What to produce:
Below is some material; transcribe all of it exactly.

::::

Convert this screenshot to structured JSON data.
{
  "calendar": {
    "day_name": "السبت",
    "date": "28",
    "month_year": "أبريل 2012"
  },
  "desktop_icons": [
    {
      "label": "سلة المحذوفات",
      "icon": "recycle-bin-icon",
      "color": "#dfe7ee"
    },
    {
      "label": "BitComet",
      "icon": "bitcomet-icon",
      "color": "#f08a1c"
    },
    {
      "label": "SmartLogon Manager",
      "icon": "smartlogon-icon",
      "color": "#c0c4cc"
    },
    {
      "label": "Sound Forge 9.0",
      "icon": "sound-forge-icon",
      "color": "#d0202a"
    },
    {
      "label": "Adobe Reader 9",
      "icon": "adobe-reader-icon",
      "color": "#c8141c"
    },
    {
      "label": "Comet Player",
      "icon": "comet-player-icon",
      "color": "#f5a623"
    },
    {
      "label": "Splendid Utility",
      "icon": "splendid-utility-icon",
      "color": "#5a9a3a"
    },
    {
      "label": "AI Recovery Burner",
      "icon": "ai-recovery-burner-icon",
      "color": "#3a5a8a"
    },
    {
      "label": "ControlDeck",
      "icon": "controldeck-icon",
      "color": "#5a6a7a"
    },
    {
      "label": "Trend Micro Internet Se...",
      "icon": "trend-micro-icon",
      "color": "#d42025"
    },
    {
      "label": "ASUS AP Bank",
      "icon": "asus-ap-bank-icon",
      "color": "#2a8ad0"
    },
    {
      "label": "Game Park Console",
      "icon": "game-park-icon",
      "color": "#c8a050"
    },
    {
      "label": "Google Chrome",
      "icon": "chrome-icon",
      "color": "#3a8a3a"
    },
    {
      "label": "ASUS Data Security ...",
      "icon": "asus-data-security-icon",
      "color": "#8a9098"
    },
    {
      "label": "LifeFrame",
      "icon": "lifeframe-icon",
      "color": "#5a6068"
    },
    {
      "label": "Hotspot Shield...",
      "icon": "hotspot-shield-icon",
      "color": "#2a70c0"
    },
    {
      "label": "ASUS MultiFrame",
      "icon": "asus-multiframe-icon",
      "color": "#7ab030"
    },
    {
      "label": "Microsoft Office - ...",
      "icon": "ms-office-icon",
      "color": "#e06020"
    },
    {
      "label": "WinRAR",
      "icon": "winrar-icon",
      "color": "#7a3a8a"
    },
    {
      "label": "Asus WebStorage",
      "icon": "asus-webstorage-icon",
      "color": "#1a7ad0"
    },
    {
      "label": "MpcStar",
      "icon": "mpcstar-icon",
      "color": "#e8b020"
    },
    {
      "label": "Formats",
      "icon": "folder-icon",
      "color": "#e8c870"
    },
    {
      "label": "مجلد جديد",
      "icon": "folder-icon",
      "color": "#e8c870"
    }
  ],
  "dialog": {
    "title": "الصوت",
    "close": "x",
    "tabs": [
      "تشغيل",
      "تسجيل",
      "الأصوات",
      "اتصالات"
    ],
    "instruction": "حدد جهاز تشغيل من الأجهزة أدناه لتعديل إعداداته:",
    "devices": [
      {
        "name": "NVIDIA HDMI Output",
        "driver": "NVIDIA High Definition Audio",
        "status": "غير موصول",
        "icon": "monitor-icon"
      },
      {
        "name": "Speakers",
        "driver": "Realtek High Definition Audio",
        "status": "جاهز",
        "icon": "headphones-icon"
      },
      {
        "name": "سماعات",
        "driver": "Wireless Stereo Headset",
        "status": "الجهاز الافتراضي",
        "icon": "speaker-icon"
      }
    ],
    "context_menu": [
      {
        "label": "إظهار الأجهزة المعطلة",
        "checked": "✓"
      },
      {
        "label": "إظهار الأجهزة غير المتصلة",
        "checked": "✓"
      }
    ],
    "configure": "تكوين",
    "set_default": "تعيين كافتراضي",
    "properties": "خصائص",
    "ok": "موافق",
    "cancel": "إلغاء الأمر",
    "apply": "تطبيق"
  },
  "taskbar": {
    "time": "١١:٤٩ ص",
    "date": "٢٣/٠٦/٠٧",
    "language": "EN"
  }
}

::::

Answer for this exercise:
Convert this screenshot to structured JSON data.
{
  "calendar": {
    "day_name": "السبت",
    "date": "28",
    "month_year": "أبريل 2012"
  },
  "desktop_icons": [
    {
      "label": "سلة المحذوفات",
      "icon": "recycle-bin-icon",
      "color": "#dfe7ee"
    },
    {
      "label": "BitComet",
      "icon": "bitcomet-icon",
      "color": "#f08a1c"
    },
    {
      "label": "SmartLogon Manager",
      "icon": "smartlogon-icon",
      "color": "#c0c4cc"
    },
    {
      "label": "Sound Forge 9.0",
      "icon": "sound-forge-icon",
      "color": "#d0202a"
    },
    {
      "label": "Adobe Reader 9",
      "icon": "adobe-reader-icon",
      "color": "#c8141c"
    },
    {
      "label": "Comet Player",
      "icon": "comet-player-icon",
      "color": "#f5a623"
    },
    {
      "label": "Splendid Utility",
      "icon": "splendid-utility-icon",
      "color": "#5a9a3a"
    },
    {
      "label": "AI Recovery Burner",
      "icon": "ai-recovery-burner-icon",
      "color": "#3a5a8a"
    },
    {
      "label": "ControlDeck",
      "icon": "controldeck-icon",
      "color": "#5a6a7a"
    },
    {
      "label": "Trend Micro Internet Se...",
      "icon": "trend-micro-icon",
      "color": "#d42025"
    },
    {
      "label": "ASUS AP Bank",
      "icon": "asus-ap-bank-icon",
      "color": "#2a8ad0"
    },
    {
      "label": "Game Park Console",
      "icon": "game-park-icon",
      "color": "#c8a050"
    },
    {
      "label": "Google Chrome",
      "icon": "chrome-icon",
      "color": "#3a8a3a"
    },
    {
      "label": "ASUS Data Security ...",
      "icon": "asus-data-security-icon",
      "color": "#8a9098"
    },
    {
      "label": "LifeFrame",
      "icon": "lifeframe-icon",
      "color": "#5a6068"
    },
    {
      "label": "Hotspot Shield...",
      "icon": "hotspot-shield-icon",
      "color": "#2a70c0"
    },
    {
      "label": "ASUS MultiFrame",
      "icon": "asus-multiframe-icon",
      "color": "#7ab030"
    },
    {
      "label": "Microsoft Office - ...",
      "icon": "ms-office-icon",
      "color": "#e06020"
    },
    {
      "label": "WinRAR",
      "icon": "winrar-icon",
      "color": "#7a3a8a"
    },
    {
      "label": "Asus WebStorage",
      "icon": "asus-webstorage-icon",
      "color": "#1a7ad0"
    },
    {
      "label": "MpcStar",
      "icon": "mpcstar-icon",
      "color": "#e8b020"
    },
    {
      "label": "Formats",
      "icon": "folder-icon",
      "color": "#e8c870"
    },
    {
      "label": "مجلد جديد",
      "icon": "folder-icon",
      "color": "#e8c870"
    }
  ],
  "dialog": {
    "title": "الصوت",
    "close": "x",
    "tabs": [
      "تشغيل",
      "تسجيل",
      "الأصوات",
      "اتصالات"
    ],
    "instruction": "حدد جهاز تشغيل من الأجهزة أدناه لتعديل إعداداته:",
    "devices": [
      {
        "name": "NVIDIA HDMI Output",
        "driver": "NVIDIA High Definition Audio",
        "status": "غير موصول",
        "icon": "monitor-icon"
      },
      {
        "name": "Speakers",
        "driver": "Realtek High Definition Audio",
        "status": "جاهز",
        "icon": "headphones-icon"
      },
      {
        "name": "سماعات",
        "driver": "Wireless Stereo Headset",
        "status": "الجهاز الافتراضي",
        "icon": "speaker-icon"
      }
    ],
    "context_menu": [
      {
        "label": "إظهار الأجهزة المعطلة",
        "checked": "✓"
      },
      {
        "label": "إظهار الأجهزة غير المتصلة",
        "checked": "✓"
      }
    ],
    "configure": "تكوين",
    "set_default": "تعيين كافتراضي",
    "properties": "خصائص",
    "ok": "موافق",
    "cancel": "إلغاء الأمر",
    "apply": "تطبيق"
  },
  "taskbar": {
    "time": "١١:٤٩ ص",
    "date": "٢٣/٠٦/٠٧",
    "language": "EN"
  }
}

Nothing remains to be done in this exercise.